Aim: Print all of the entries exactly, minus the pictures.

Collected data entries:
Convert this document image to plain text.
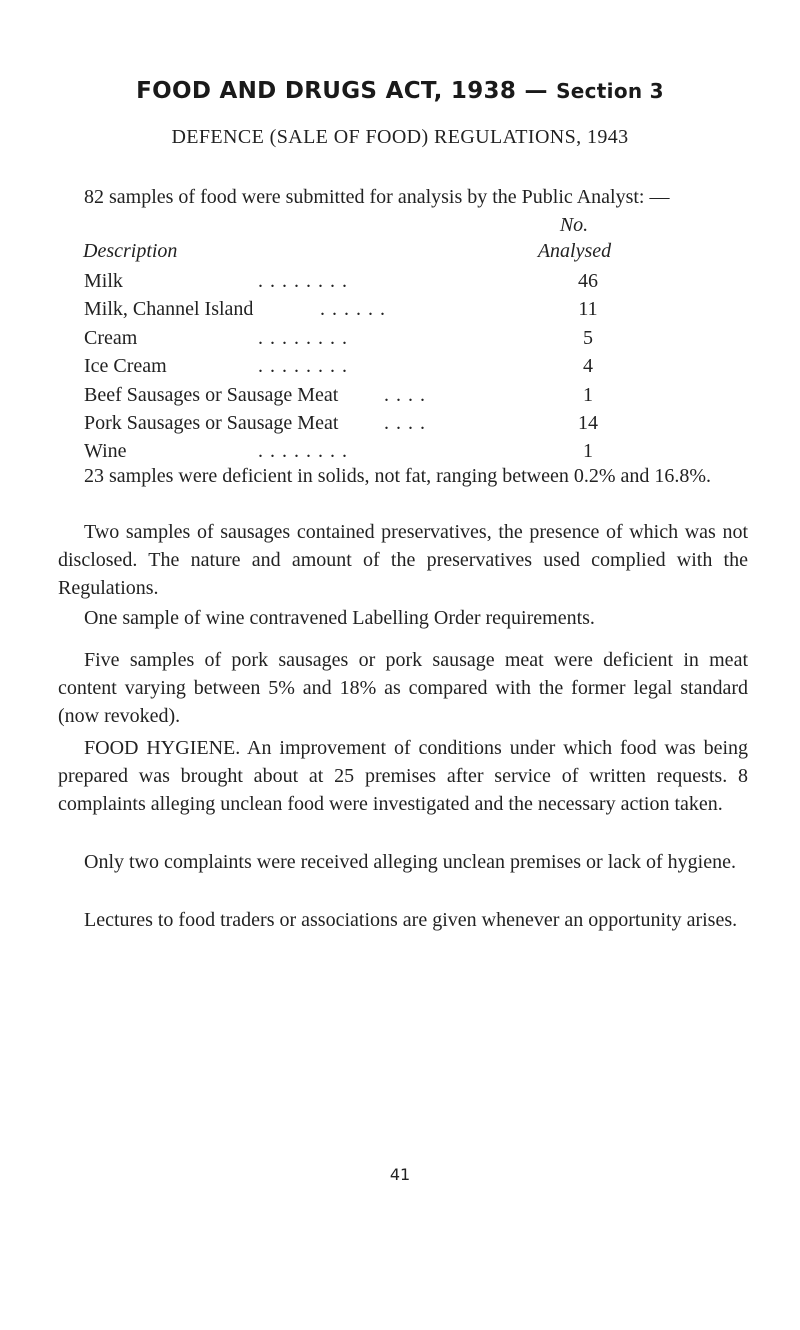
FOOD AND DRUGS ACT, 1938 — Section 3
DEFENCE (SALE OF FOOD) REGULATIONS, 1943
82 samples of food were submitted for analysis by the Public Analyst: —
No.
Description	Analysed
Milk	. . . . . . . .	46
Milk, Channel Island	. . . . . .	11
Cream	. . . . . . . .	5
Ice Cream	. . . . . . . .	4
Beef Sausages or Sausage Meat . . . .	1
Pork Sausages or Sausage Meat . . . .	14
Wine	. . . . . . . .	1
23 samples were deficient in solids, not fat, ranging between 0.2% and 16.8%.
Two samples of sausages contained preservatives, the presence of which was not disclosed. The nature and amount of the preservatives used complied with the Regulations.
One sample of wine contravened Labelling Order requirements.
Five samples of pork sausages or pork sausage meat were deficient in meat content varying between 5% and 18% as compared with the former legal standard (now revoked).
FOOD HYGIENE. An improvement of conditions under which food was being prepared was brought about at 25 premises after service of written requests. 8 complaints alleging unclean food were investigated and the necessary action taken.
Only two complaints were received alleging unclean premises or lack of hygiene.
Lectures to food traders or associations are given whenever an opportunity arises.
41
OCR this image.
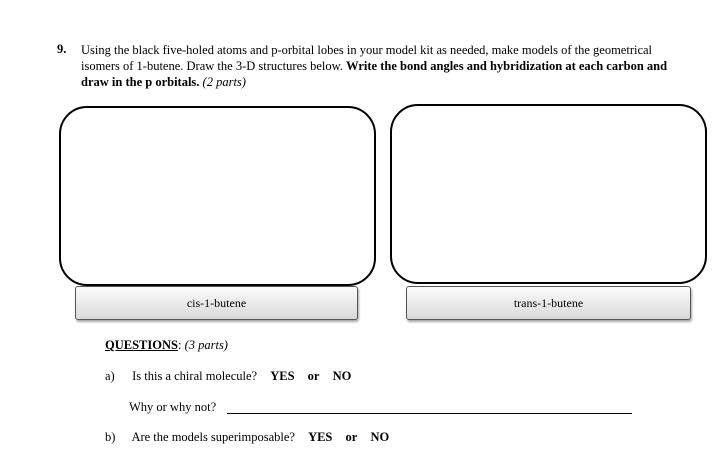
9. Using the black five-holed atoms and p-orbital lobes in your model kit as needed, make models of the geometrical isomers of 1-butene. Draw the 3-D structures below. Write the bond angles and hybridization at each carbon and draw in the p orbitals. (2 parts)
cis-1-butene	trans-1-butene
QUESTIONS: (3 parts)
a) Is this a chiral molecule? YES or NO
Why or why not?
b) Are the models superimposable? YES or NO
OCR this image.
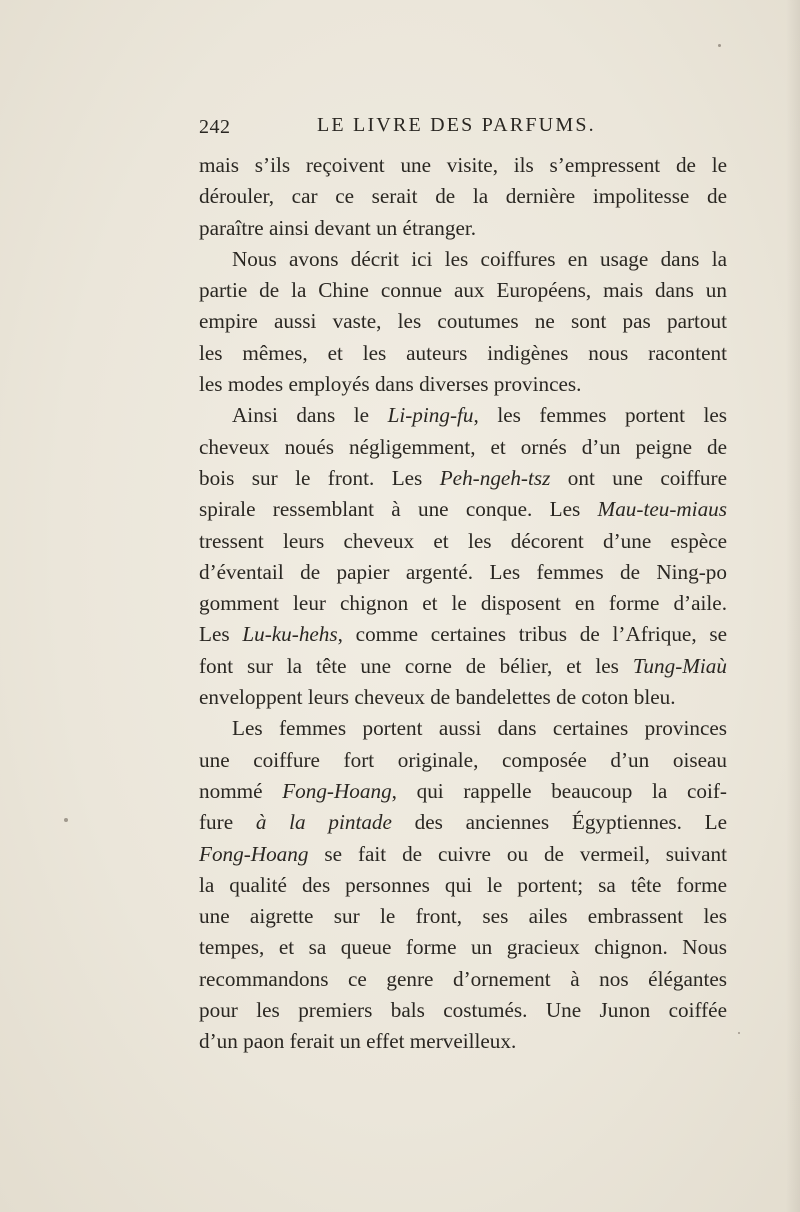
242	LE LIVRE DES PARFUMS.
mais s’ils reçoivent une visite, ils s’empressent de le
dérouler, car ce serait de la dernière impolitesse de
paraître ainsi devant un étranger.
Nous avons décrit ici les coiffures en usage dans la
partie de la Chine connue aux Européens, mais dans un
empire aussi vaste, les coutumes ne sont pas partout
les mêmes, et les auteurs indigènes nous racontent
les modes employés dans diverses provinces.
Ainsi dans le Li-ping-fu, les femmes portent les
cheveux noués négligemment, et ornés d’un peigne de
bois sur le front. Les Peh-ngeh-tsz ont une coiffure
spirale ressemblant à une conque. Les Mau-teu-miaus
tressent leurs cheveux et les décorent d’une espèce
d’éventail de papier argenté. Les femmes de Ning-po
gomment leur chignon et le disposent en forme d’aile.
Les Lu-ku-hehs, comme certaines tribus de l’Afrique, se
font sur la tête une corne de bélier, et les Tung-Miaù
enveloppent leurs cheveux de bandelettes de coton bleu.
Les femmes portent aussi dans certaines provinces
une coiffure fort originale, composée d’un oiseau
nommé Fong-Hoang, qui rappelle beaucoup la coif-
fure à la pintade des anciennes Égyptiennes. Le
Fong-Hoang se fait de cuivre ou de vermeil, suivant
la qualité des personnes qui le portent; sa tête forme
une aigrette sur le front, ses ailes embrassent les
tempes, et sa queue forme un gracieux chignon. Nous
recommandons ce genre d’ornement à nos élégantes
pour les premiers bals costumés. Une Junon coiffée
d’un paon ferait un effet merveilleux.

Output below:
Convert this document image to plain text.
FOOD AND DRUGS ACT, 1938 — Section 3
DEFENCE (SALE OF FOOD) REGULATIONS, 1943
82 samples of food were submitted for analysis by the Public Analyst: —
No.
Description	Analysed
Milk	. . . . . . . .	46
Milk, Channel Island	. . . . . .	11
Cream	. . . . . . . .	5
Ice Cream	. . . . . . . .	4
Beef Sausages or Sausage Meat . . . .	1
Pork Sausages or Sausage Meat . . . .	14
Wine	. . . . . . . .	1
23 samples were deficient in solids, not fat, ranging between 0.2% and 16.8%.
Two samples of sausages contained preservatives, the presence of which was not disclosed. The nature and amount of the preservatives used complied with the Regulations.
One sample of wine contravened Labelling Order requirements.
Five samples of pork sausages or pork sausage meat were deficient in meat content varying between 5% and 18% as compared with the former legal standard (now revoked).
FOOD HYGIENE. An improvement of conditions under which food was being prepared was brought about at 25 premises after service of written requests. 8 complaints alleging unclean food were investigated and the necessary action taken.
Only two complaints were received alleging unclean premises or lack of hygiene.
Lectures to food traders or associations are given whenever an opportunity arises.
41
OCR this image.
9. Using the black five-holed atoms and p-orbital lobes in your model kit as needed, make models of the geometrical isomers of 1-butene. Draw the 3-D structures below. Write the bond angles and hybridization at each carbon and draw in the p orbitals. (2 parts)
cis-1-butene	trans-1-butene
QUESTIONS: (3 parts)
a) Is this a chiral molecule? YES or NO
Why or why not?
b) Are the models superimposable? YES or NO
OCR this image.
242	LE LIVRE DES PARFUMS.
mais s’ils reçoivent une visite, ils s’empressent de le
dérouler, car ce serait de la dernière impolitesse de
paraître ainsi devant un étranger.
Nous avons décrit ici les coiffures en usage dans la
partie de la Chine connue aux Européens, mais dans un
empire aussi vaste, les coutumes ne sont pas partout
les mêmes, et les auteurs indigènes nous racontent
les modes employés dans diverses provinces.
Ainsi dans le Li-ping-fu, les femmes portent les
cheveux noués négligemment, et ornés d’un peigne de
bois sur le front. Les Peh-ngeh-tsz ont une coiffure
spirale ressemblant à une conque. Les Mau-teu-miaus
tressent leurs cheveux et les décorent d’une espèce
d’éventail de papier argenté. Les femmes de Ning-po
gomment leur chignon et le disposent en forme d’aile.
Les Lu-ku-hehs, comme certaines tribus de l’Afrique, se
font sur la tête une corne de bélier, et les Tung-Miaù
enveloppent leurs cheveux de bandelettes de coton bleu.
Les femmes portent aussi dans certaines provinces
une coiffure fort originale, composée d’un oiseau
nommé Fong-Hoang, qui rappelle beaucoup la coif-
fure à la pintade des anciennes Égyptiennes. Le
Fong-Hoang se fait de cuivre ou de vermeil, suivant
la qualité des personnes qui le portent; sa tête forme
une aigrette sur le front, ses ailes embrassent les
tempes, et sa queue forme un gracieux chignon. Nous
recommandons ce genre d’ornement à nos élégantes
pour les premiers bals costumés. Une Junon coiffée
d’un paon ferait un effet merveilleux.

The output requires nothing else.